__Page excerpt__:
The architect for Iredell-Statesville Schools’ new high school has recommended that the I-SS Board of Education select Monteith Construction for the project and approve the contractor’s bid of $143.3 million.

“We found that their qualifications and the associated project scope for their bid are in order and satisfactory to perform the work for the Iredell-Statesville Schools – Weathers Creek High School,” Adams + Associates Architecture President David D. Morais wrote in his recommendation.

The I-SS Board is expected to consider approving the bid, which includes $141.4 million for the base bid and an additional $1.9 million for several add-on projects, when it meets on Monday evening.

Monteith Construction’s total bid came in about $800,000 below Cleveland Construction’s total bid of $144.19 million and about $2.5 million below Swinerton’s bid of $145.79 million.

‘This is an investment in our kids and future’

I-SS Superintendent Jeff James said getting to this point has seemed like an “insurmountable challenge” at times, but he is proud of the collaborative efforts of district staff and county staff to build a school during a time of massive inflation.

“The bid included all amenities and the winning bid, if approved by I-SS, includes the willingness to work with us and the county over the next three years to complete construction,” James said.

“This is not just a school. High schools have become educational campuses and serve our community well beyond instruction. This school, when finished, will be a hub for the community from sports and performing arts to a STEM magnet aeronautics facility.”

Representatives of local business and industry groups have been involved with the planning and design “to provide another innovation campus to not only educate but continue to elevate Iredell County as an economic powerhouse,” James said.

“Whether you have kids in our schools or not, the proof is simple. All of us win when we have a prepared workforce that attracts major corporations,” he added. “This is an investment in our kids and future for all of us. I consider this a momentous win for everyone in Iredell.”

__Given data__:
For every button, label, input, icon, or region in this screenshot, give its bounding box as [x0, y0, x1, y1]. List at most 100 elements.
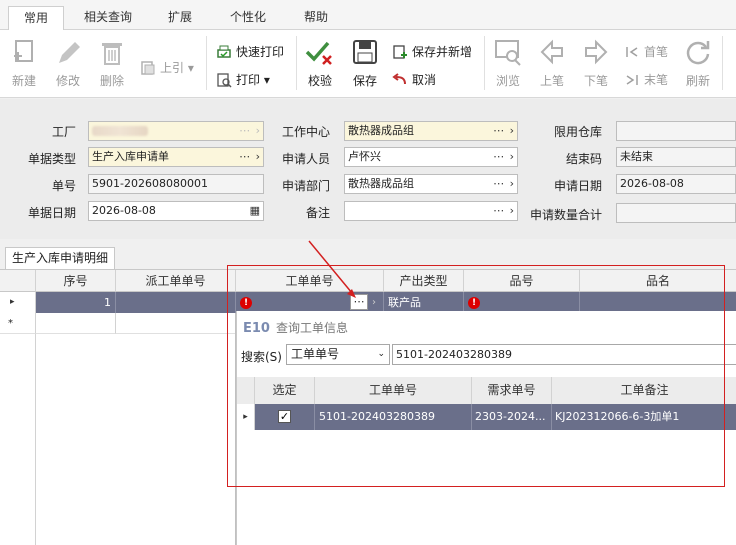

__Instructions to follow__: From the article above on the Weathers Creek High School construction bid, write out the passage that opens with the words containing "Monteith Construction’s total" and closes with "of $145.79 million.".

__Exercise response__:
Monteith Construction’s total bid came in about $800,000 below Cleveland Construction’s total bid of $144.19 million and about $2.5 million below Swinerton’s bid of $145.79 million.